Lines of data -
------
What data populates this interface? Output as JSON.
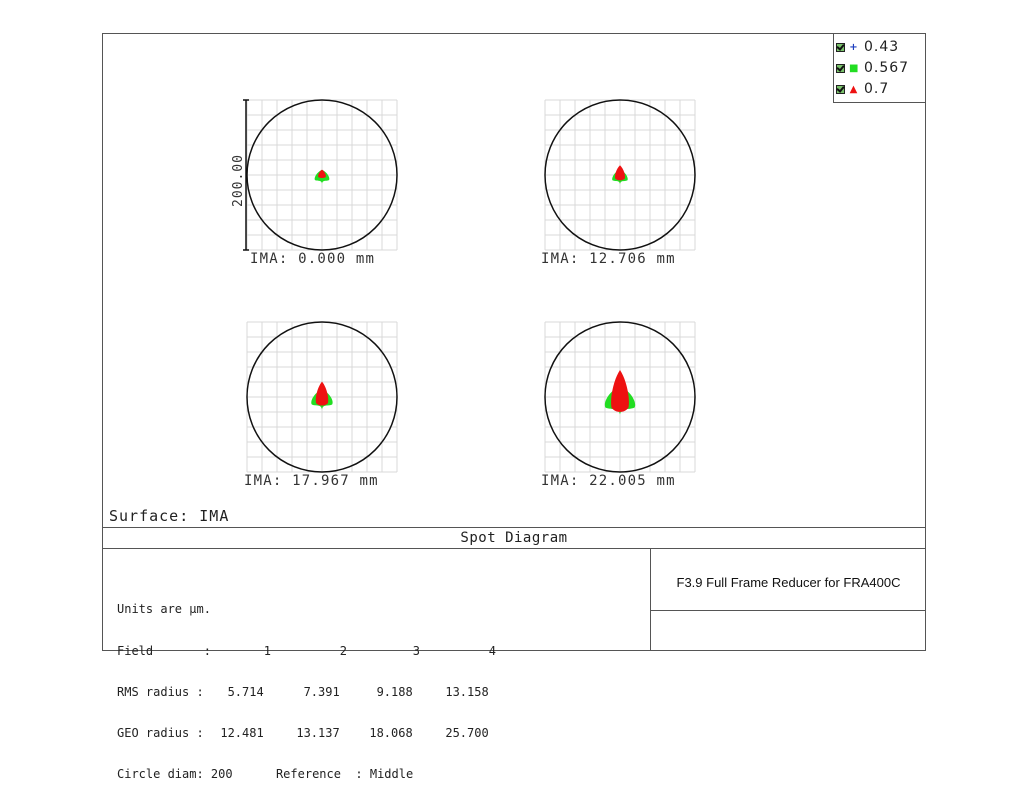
{
  "chart_data": {
    "type": "scatter",
    "title": "Spot Diagram",
    "surface_label": "Surface: IMA",
    "scale_bar_label": "200.00",
    "circle_diam_um": 200,
    "legend": [
      {
        "label": "0.43",
        "color": "#1f3fbf",
        "marker": "cross"
      },
      {
        "label": "0.567",
        "color": "#22dd22",
        "marker": "square"
      },
      {
        "label": "0.7",
        "color": "#ee1111",
        "marker": "triangle"
      }
    ],
    "fields": [
      {
        "label": "IMA: 0.000 mm",
        "rms_radius_um": 5.714,
        "geo_radius_um": 12.481
      },
      {
        "label": "IMA: 12.706 mm",
        "rms_radius_um": 7.391,
        "geo_radius_um": 13.137
      },
      {
        "label": "IMA: 17.967 mm",
        "rms_radius_um": 9.188,
        "geo_radius_um": 18.068
      },
      {
        "label": "IMA: 22.005 mm",
        "rms_radius_um": 13.158,
        "geo_radius_um": 25.7
      }
    ]
  },
  "design_title": "F3.9 Full Frame Reducer for FRA400C",
  "info_table": {
    "units": "Units are µm.",
    "field_row": [
      "Field       :",
      "1",
      "2",
      "3",
      "4"
    ],
    "rms_row": [
      "RMS radius :",
      "5.714",
      "7.391",
      "9.188",
      "13.158"
    ],
    "geo_row": [
      "GEO radius :",
      "12.481",
      "13.137",
      "18.068",
      "25.700"
    ],
    "circle_row": "Circle diam: 200      Reference  : Middle"
  }
}
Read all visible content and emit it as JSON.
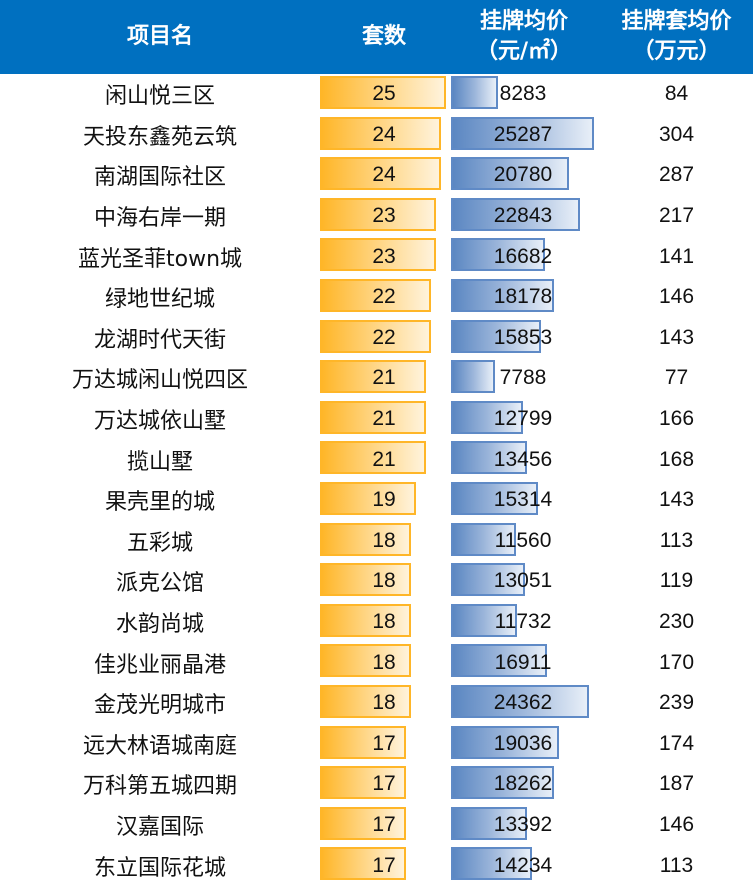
{
  "header": {
    "name": "项目名",
    "count": "套数",
    "price_line1": "挂牌均价",
    "price_line2": "（元/㎡）",
    "unit_price_line1": "挂牌套均价",
    "unit_price_line2": "（万元）"
  },
  "colors": {
    "header_bg": "#0070C0",
    "count_bar": "#FFB628",
    "price_bar": "#5B87C2"
  },
  "rows": [
    {
      "name": "闲山悦三区",
      "count": "25",
      "price": "8283",
      "unit_price": "84"
    },
    {
      "name": "天投东鑫苑云筑",
      "count": "24",
      "price": "25287",
      "unit_price": "304"
    },
    {
      "name": "南湖国际社区",
      "count": "24",
      "price": "20780",
      "unit_price": "287"
    },
    {
      "name": "中海右岸一期",
      "count": "23",
      "price": "22843",
      "unit_price": "217"
    },
    {
      "name": "蓝光圣菲town城",
      "count": "23",
      "price": "16682",
      "unit_price": "141"
    },
    {
      "name": "绿地世纪城",
      "count": "22",
      "price": "18178",
      "unit_price": "146"
    },
    {
      "name": "龙湖时代天街",
      "count": "22",
      "price": "15853",
      "unit_price": "143"
    },
    {
      "name": "万达城闲山悦四区",
      "count": "21",
      "price": "7788",
      "unit_price": "77"
    },
    {
      "name": "万达城依山墅",
      "count": "21",
      "price": "12799",
      "unit_price": "166"
    },
    {
      "name": "揽山墅",
      "count": "21",
      "price": "13456",
      "unit_price": "168"
    },
    {
      "name": "果壳里的城",
      "count": "19",
      "price": "15314",
      "unit_price": "143"
    },
    {
      "name": "五彩城",
      "count": "18",
      "price": "11560",
      "unit_price": "113"
    },
    {
      "name": "派克公馆",
      "count": "18",
      "price": "13051",
      "unit_price": "119"
    },
    {
      "name": "水韵尚城",
      "count": "18",
      "price": "11732",
      "unit_price": "230"
    },
    {
      "name": "佳兆业丽晶港",
      "count": "18",
      "price": "16911",
      "unit_price": "170"
    },
    {
      "name": "金茂光明城市",
      "count": "18",
      "price": "24362",
      "unit_price": "239"
    },
    {
      "name": "远大林语城南庭",
      "count": "17",
      "price": "19036",
      "unit_price": "174"
    },
    {
      "name": "万科第五城四期",
      "count": "17",
      "price": "18262",
      "unit_price": "187"
    },
    {
      "name": "汉嘉国际",
      "count": "17",
      "price": "13392",
      "unit_price": "146"
    },
    {
      "name": "东立国际花城",
      "count": "17",
      "price": "14234",
      "unit_price": "113"
    }
  ]
}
------
To be done - Show every line above in which the word "marker" occurs.

Answer for this exercise -
        "marker": "cross"
        "marker": "square"
        "marker": "triangle"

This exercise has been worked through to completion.